▶ _Written task_
Please find all lines in the data that hold the string "système" and copy them.

Data for this task start

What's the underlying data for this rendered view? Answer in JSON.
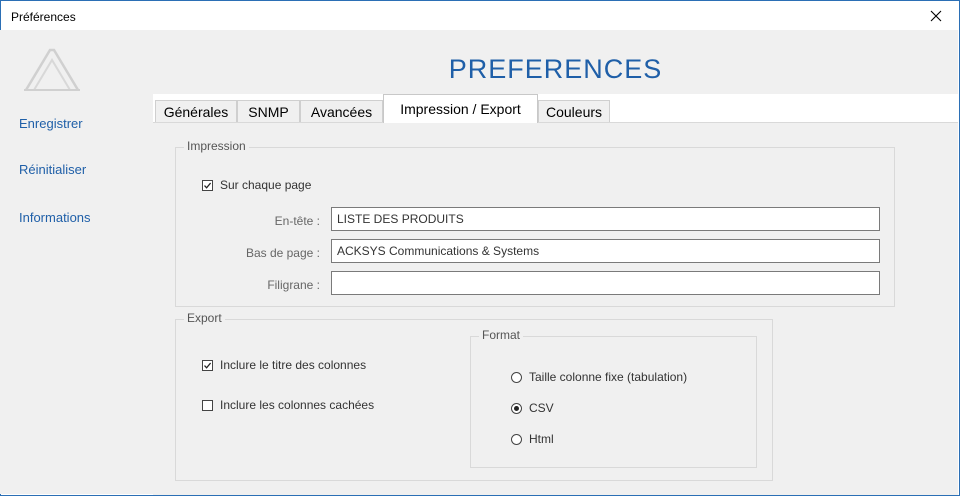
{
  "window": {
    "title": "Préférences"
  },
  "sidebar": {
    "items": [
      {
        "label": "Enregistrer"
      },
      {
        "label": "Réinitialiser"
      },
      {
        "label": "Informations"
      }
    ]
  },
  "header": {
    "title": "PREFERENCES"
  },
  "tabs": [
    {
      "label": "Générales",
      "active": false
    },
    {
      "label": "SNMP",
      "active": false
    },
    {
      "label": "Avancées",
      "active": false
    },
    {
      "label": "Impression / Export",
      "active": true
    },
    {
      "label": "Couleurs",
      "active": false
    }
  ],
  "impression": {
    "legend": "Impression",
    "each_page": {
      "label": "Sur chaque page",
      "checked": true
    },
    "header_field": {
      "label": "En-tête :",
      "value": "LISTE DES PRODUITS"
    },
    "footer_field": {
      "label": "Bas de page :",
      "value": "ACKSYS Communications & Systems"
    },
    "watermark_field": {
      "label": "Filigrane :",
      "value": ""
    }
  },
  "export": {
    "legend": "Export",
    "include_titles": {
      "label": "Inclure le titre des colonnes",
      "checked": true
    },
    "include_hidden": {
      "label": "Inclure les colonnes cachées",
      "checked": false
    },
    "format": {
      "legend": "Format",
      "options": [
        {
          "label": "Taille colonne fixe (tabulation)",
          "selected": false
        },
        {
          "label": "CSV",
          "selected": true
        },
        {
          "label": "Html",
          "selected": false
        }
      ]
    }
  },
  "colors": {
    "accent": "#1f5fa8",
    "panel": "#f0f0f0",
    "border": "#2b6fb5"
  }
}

Data for this task end
Data for this task start

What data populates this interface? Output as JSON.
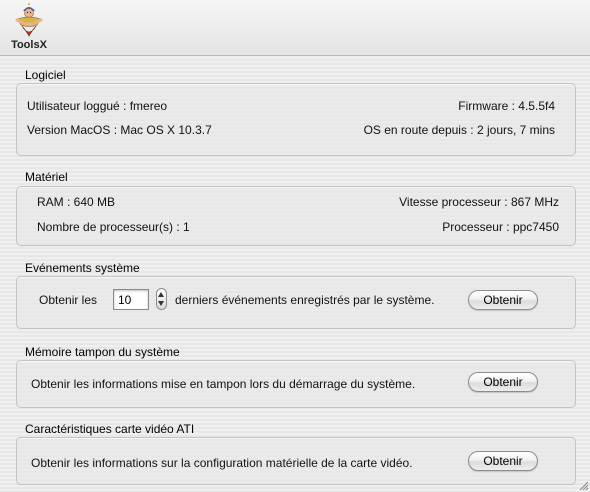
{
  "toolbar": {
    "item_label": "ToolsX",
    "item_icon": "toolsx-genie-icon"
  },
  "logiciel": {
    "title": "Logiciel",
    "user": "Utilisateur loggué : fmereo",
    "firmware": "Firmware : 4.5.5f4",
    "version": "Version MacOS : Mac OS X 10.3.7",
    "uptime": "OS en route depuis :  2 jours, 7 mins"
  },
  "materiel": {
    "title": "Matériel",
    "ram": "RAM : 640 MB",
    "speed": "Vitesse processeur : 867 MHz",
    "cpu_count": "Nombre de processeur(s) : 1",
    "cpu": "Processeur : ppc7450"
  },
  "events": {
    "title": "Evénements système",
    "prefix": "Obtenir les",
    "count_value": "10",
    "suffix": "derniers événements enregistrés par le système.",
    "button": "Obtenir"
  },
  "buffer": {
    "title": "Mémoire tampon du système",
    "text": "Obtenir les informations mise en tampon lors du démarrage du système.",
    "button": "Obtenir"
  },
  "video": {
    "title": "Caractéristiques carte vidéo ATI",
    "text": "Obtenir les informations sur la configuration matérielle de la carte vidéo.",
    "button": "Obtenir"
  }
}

Data for this task end

▶ _Task result_
    "title": "Evénements système",
    "suffix": "derniers événements enregistrés par le système.",
    "title": "Mémoire tampon du système",
    "text": "Obtenir les informations mise en tampon lors du démarrage du système.",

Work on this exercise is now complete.